• **GOAL**:
Transcribe every entry word for word. Skip the pictures.

____________________

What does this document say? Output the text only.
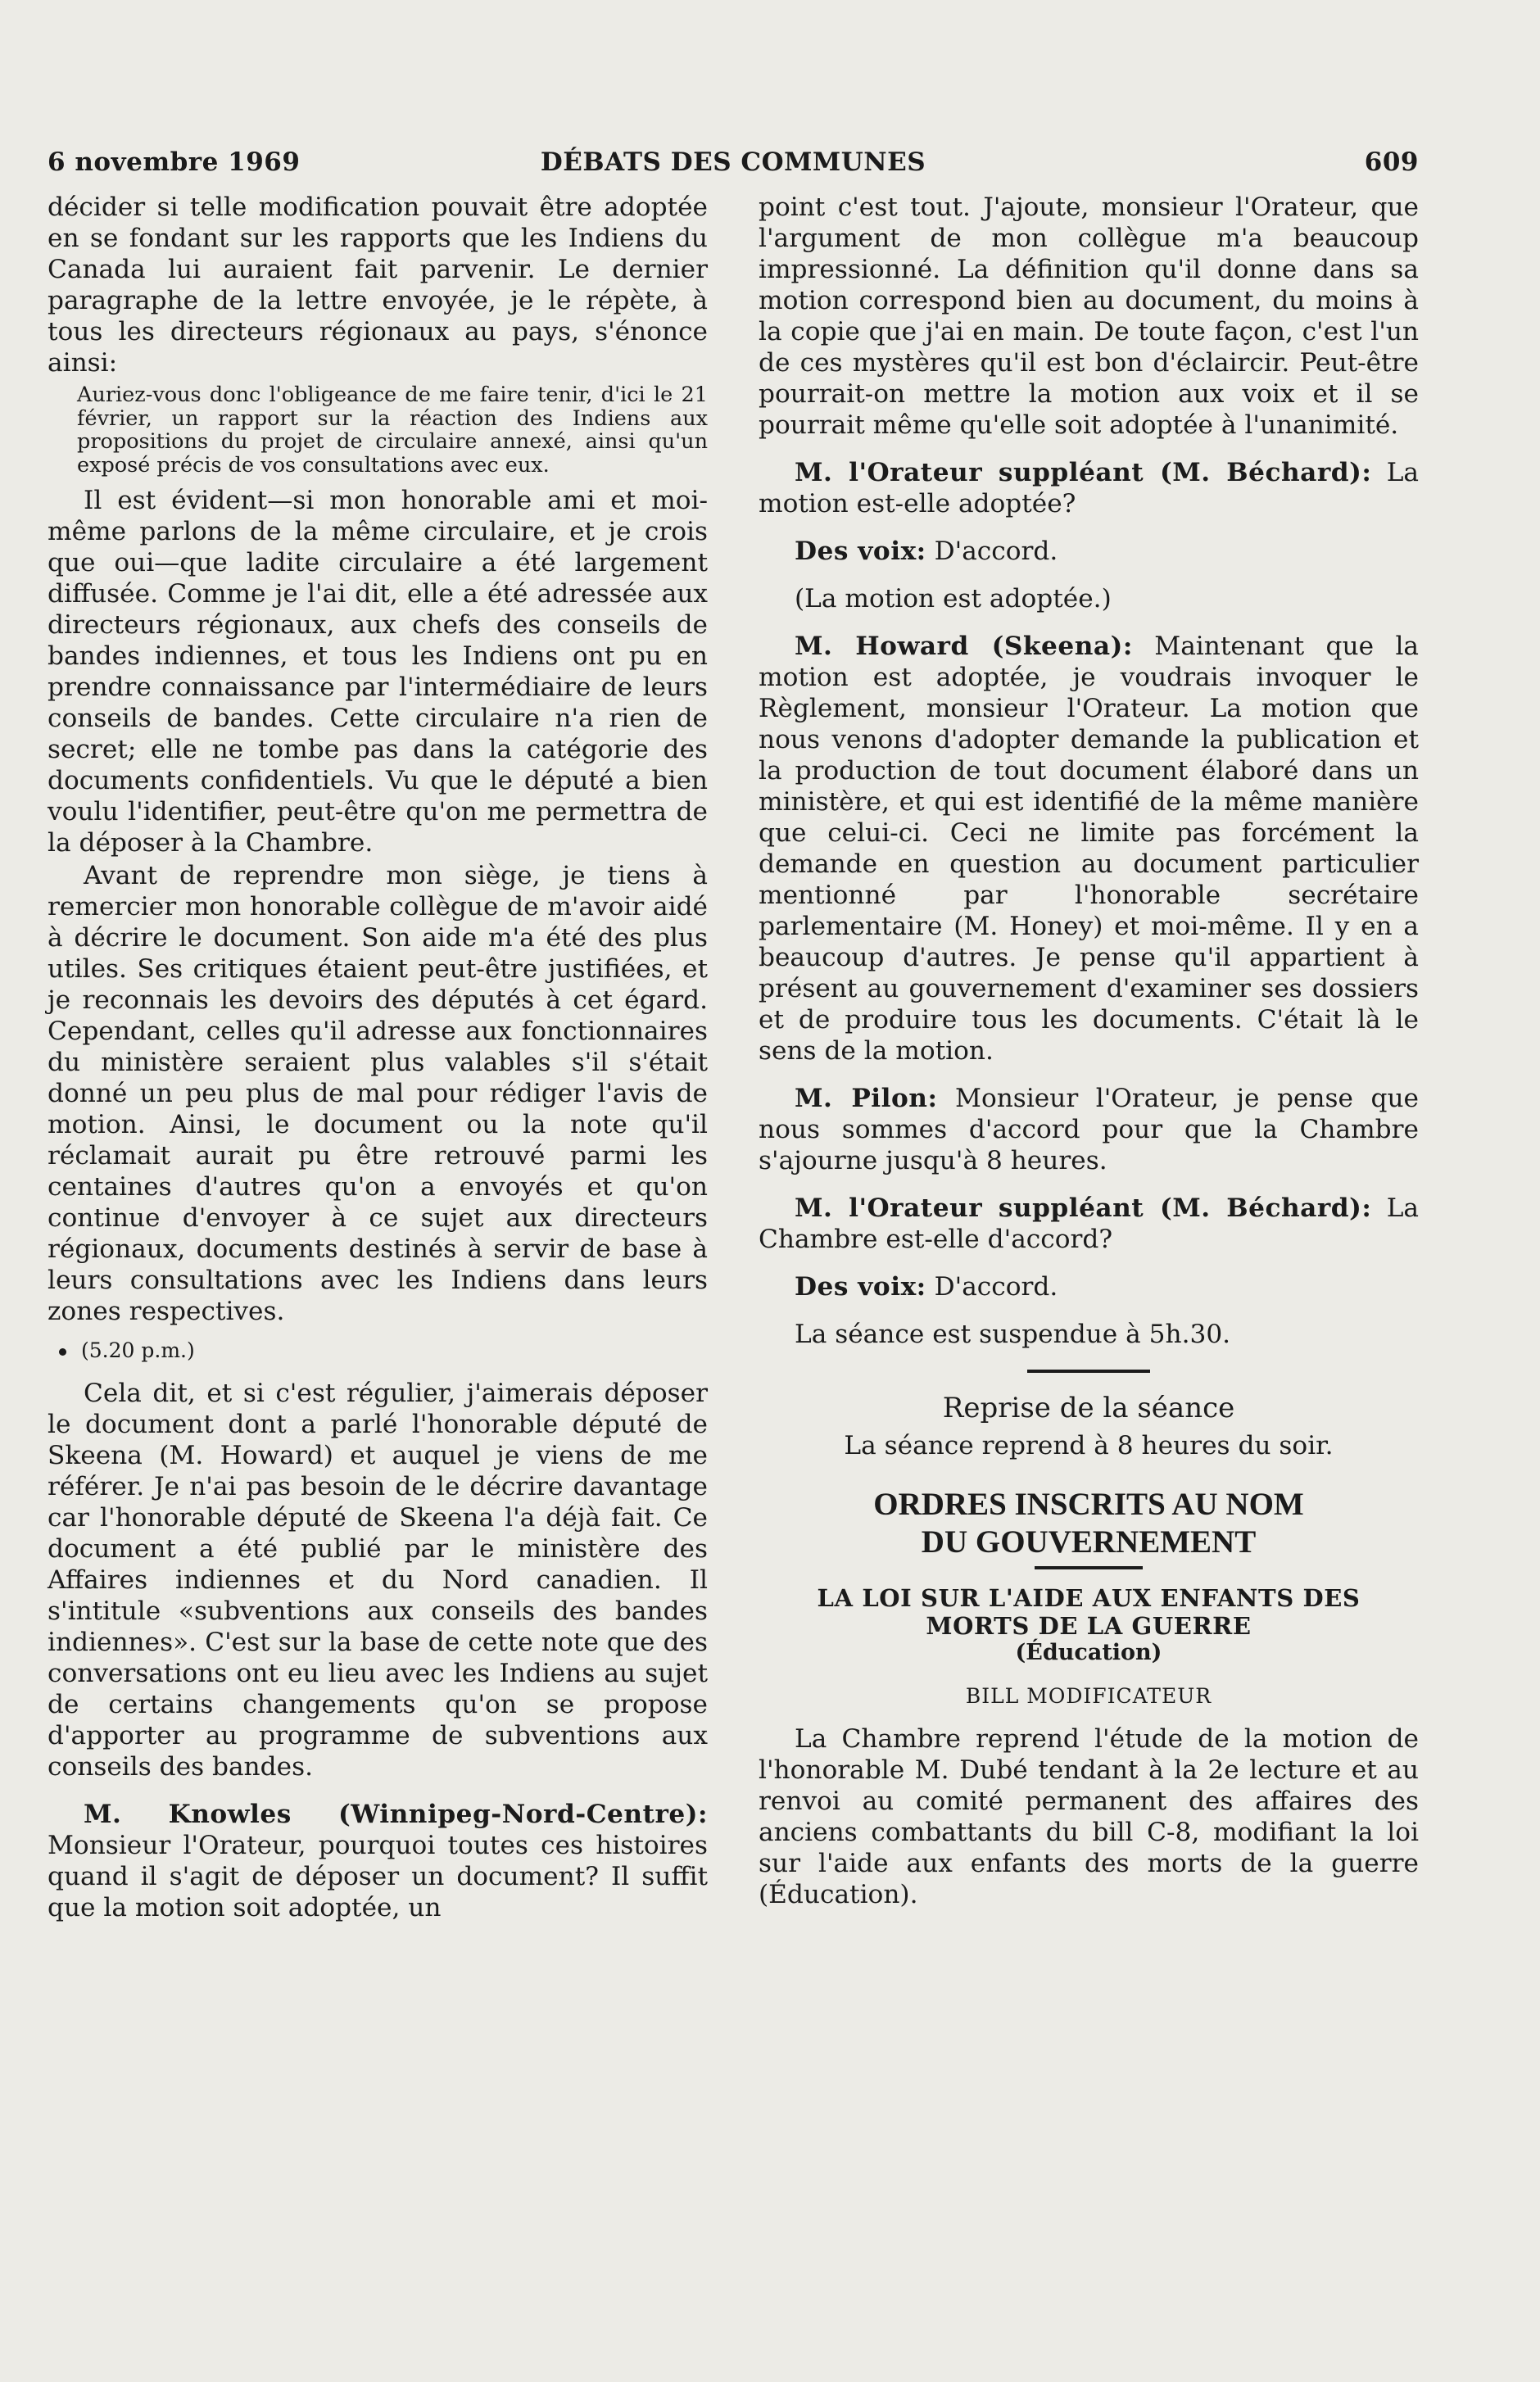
6 novembre 1969	DÉBATS DES COMMUNES	609

décider si telle modification pouvait être adoptée en se fondant sur les rapports que les Indiens du Canada lui auraient fait parvenir. Le dernier paragraphe de la lettre envoyée, je le répète, à tous les directeurs régionaux au pays, s'énonce ainsi:

Auriez-vous donc l'obligeance de me faire tenir, d'ici le 21 février, un rapport sur la réaction des Indiens aux propositions du projet de circulaire annexé, ainsi qu'un exposé précis de vos consultations avec eux.

Il est évident—si mon honorable ami et moi-même parlons de la même circulaire, et je crois que oui—que ladite circulaire a été largement diffusée. Comme je l'ai dit, elle a été adressée aux directeurs régionaux, aux chefs des conseils de bandes indiennes, et tous les Indiens ont pu en prendre connaissance par l'intermédiaire de leurs conseils de bandes. Cette circulaire n'a rien de secret; elle ne tombe pas dans la catégorie des documents confidentiels. Vu que le député a bien voulu l'identifier, peut-être qu'on me permettra de la déposer à la Chambre.

Avant de reprendre mon siège, je tiens à remercier mon honorable collègue de m'avoir aidé à décrire le document. Son aide m'a été des plus utiles. Ses critiques étaient peut-être justifiées, et je reconnais les devoirs des députés à cet égard. Cependant, celles qu'il adresse aux fonctionnaires du ministère seraient plus valables s'il s'était donné un peu plus de mal pour rédiger l'avis de motion. Ainsi, le document ou la note qu'il réclamait aurait pu être retrouvé parmi les centaines d'autres qu'on a envoyés et qu'on continue d'envoyer à ce sujet aux directeurs régionaux, documents destinés à servir de base à leurs consultations avec les Indiens dans leurs zones respectives.

(5.20 p.m.)

Cela dit, et si c'est régulier, j'aimerais déposer le document dont a parlé l'honorable député de Skeena (M. Howard) et auquel je viens de me référer. Je n'ai pas besoin de le décrire davantage car l'honorable député de Skeena l'a déjà fait. Ce document a été publié par le ministère des Affaires indiennes et du Nord canadien. Il s'intitule «subventions aux conseils des bandes indiennes». C'est sur la base de cette note que des conversations ont eu lieu avec les Indiens au sujet de certains changements qu'on se propose d'apporter au programme de subventions aux conseils des bandes.

M. Knowles (Winnipeg-Nord-Centre): Monsieur l'Orateur, pourquoi toutes ces histoires quand il s'agit de déposer un document? Il suffit que la motion soit adoptée, un

point c'est tout. J'ajoute, monsieur l'Orateur, que l'argument de mon collègue m'a beaucoup impressionné. La définition qu'il donne dans sa motion correspond bien au document, du moins à la copie que j'ai en main. De toute façon, c'est l'un de ces mystères qu'il est bon d'éclaircir. Peut-être pourrait-on mettre la motion aux voix et il se pourrait même qu'elle soit adoptée à l'unanimité.

M. l'Orateur suppléant (M. Béchard): La motion est-elle adoptée?

Des voix: D'accord.

(La motion est adoptée.)

M. Howard (Skeena): Maintenant que la motion est adoptée, je voudrais invoquer le Règlement, monsieur l'Orateur. La motion que nous venons d'adopter demande la publication et la production de tout document élaboré dans un ministère, et qui est identifié de la même manière que celui-ci. Ceci ne limite pas forcément la demande en question au document particulier mentionné par l'honorable secrétaire parlementaire (M. Honey) et moi-même. Il y en a beaucoup d'autres. Je pense qu'il appartient à présent au gouvernement d'examiner ses dossiers et de produire tous les documents. C'était là le sens de la motion.

M. Pilon: Monsieur l'Orateur, je pense que nous sommes d'accord pour que la Chambre s'ajourne jusqu'à 8 heures.

M. l'Orateur suppléant (M. Béchard): La Chambre est-elle d'accord?

Des voix: D'accord.

La séance est suspendue à 5h.30.

Reprise de la séance

La séance reprend à 8 heures du soir.

ORDRES INSCRITS AU NOM
DU GOUVERNEMENT
LA LOI SUR L'AIDE AUX ENFANTS DES
MORTS DE LA GUERRE
(Éducation)
BILL MODIFICATEUR

La Chambre reprend l'étude de la motion de l'honorable M. Dubé tendant à la 2e lecture et au renvoi au comité permanent des affaires des anciens combattants du bill C-8, modifiant la loi sur l'aide aux enfants des morts de la guerre (Éducation).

____________________

• **ANSWER TO THIS TASK**:
What does this document say? Output the text only.
6 novembre 1969	DÉBATS DES COMMUNES	609

décider si telle modification pouvait être adoptée en se fondant sur les rapports que les Indiens du Canada lui auraient fait parvenir. Le dernier paragraphe de la lettre envoyée, je le répète, à tous les directeurs régionaux au pays, s'énonce ainsi:

Auriez-vous donc l'obligeance de me faire tenir, d'ici le 21 février, un rapport sur la réaction des Indiens aux propositions du projet de circulaire annexé, ainsi qu'un exposé précis de vos consultations avec eux.

Il est évident—si mon honorable ami et moi-même parlons de la même circulaire, et je crois que oui—que ladite circulaire a été largement diffusée. Comme je l'ai dit, elle a été adressée aux directeurs régionaux, aux chefs des conseils de bandes indiennes, et tous les Indiens ont pu en prendre connaissance par l'intermédiaire de leurs conseils de bandes. Cette circulaire n'a rien de secret; elle ne tombe pas dans la catégorie des documents confidentiels. Vu que le député a bien voulu l'identifier, peut-être qu'on me permettra de la déposer à la Chambre.

Avant de reprendre mon siège, je tiens à remercier mon honorable collègue de m'avoir aidé à décrire le document. Son aide m'a été des plus utiles. Ses critiques étaient peut-être justifiées, et je reconnais les devoirs des députés à cet égard. Cependant, celles qu'il adresse aux fonctionnaires du ministère seraient plus valables s'il s'était donné un peu plus de mal pour rédiger l'avis de motion. Ainsi, le document ou la note qu'il réclamait aurait pu être retrouvé parmi les centaines d'autres qu'on a envoyés et qu'on continue d'envoyer à ce sujet aux directeurs régionaux, documents destinés à servir de base à leurs consultations avec les Indiens dans leurs zones respectives.

(5.20 p.m.)

Cela dit, et si c'est régulier, j'aimerais déposer le document dont a parlé l'honorable député de Skeena (M. Howard) et auquel je viens de me référer. Je n'ai pas besoin de le décrire davantage car l'honorable député de Skeena l'a déjà fait. Ce document a été publié par le ministère des Affaires indiennes et du Nord canadien. Il s'intitule «subventions aux conseils des bandes indiennes». C'est sur la base de cette note que des conversations ont eu lieu avec les Indiens au sujet de certains changements qu'on se propose d'apporter au programme de subventions aux conseils des bandes.

M. Knowles (Winnipeg-Nord-Centre): Monsieur l'Orateur, pourquoi toutes ces histoires quand il s'agit de déposer un document? Il suffit que la motion soit adoptée, un

point c'est tout. J'ajoute, monsieur l'Orateur, que l'argument de mon collègue m'a beaucoup impressionné. La définition qu'il donne dans sa motion correspond bien au document, du moins à la copie que j'ai en main. De toute façon, c'est l'un de ces mystères qu'il est bon d'éclaircir. Peut-être pourrait-on mettre la motion aux voix et il se pourrait même qu'elle soit adoptée à l'unanimité.

M. l'Orateur suppléant (M. Béchard): La motion est-elle adoptée?

Des voix: D'accord.

(La motion est adoptée.)

M. Howard (Skeena): Maintenant que la motion est adoptée, je voudrais invoquer le Règlement, monsieur l'Orateur. La motion que nous venons d'adopter demande la publication et la production de tout document élaboré dans un ministère, et qui est identifié de la même manière que celui-ci. Ceci ne limite pas forcément la demande en question au document particulier mentionné par l'honorable secrétaire parlementaire (M. Honey) et moi-même. Il y en a beaucoup d'autres. Je pense qu'il appartient à présent au gouvernement d'examiner ses dossiers et de produire tous les documents. C'était là le sens de la motion.

M. Pilon: Monsieur l'Orateur, je pense que nous sommes d'accord pour que la Chambre s'ajourne jusqu'à 8 heures.

M. l'Orateur suppléant (M. Béchard): La Chambre est-elle d'accord?

Des voix: D'accord.

La séance est suspendue à 5h.30.

Reprise de la séance

La séance reprend à 8 heures du soir.

ORDRES INSCRITS AU NOM
DU GOUVERNEMENT
LA LOI SUR L'AIDE AUX ENFANTS DES
MORTS DE LA GUERRE
(Éducation)
BILL MODIFICATEUR

La Chambre reprend l'étude de la motion de l'honorable M. Dubé tendant à la 2e lecture et au renvoi au comité permanent des affaires des anciens combattants du bill C-8, modifiant la loi sur l'aide aux enfants des morts de la guerre (Éducation).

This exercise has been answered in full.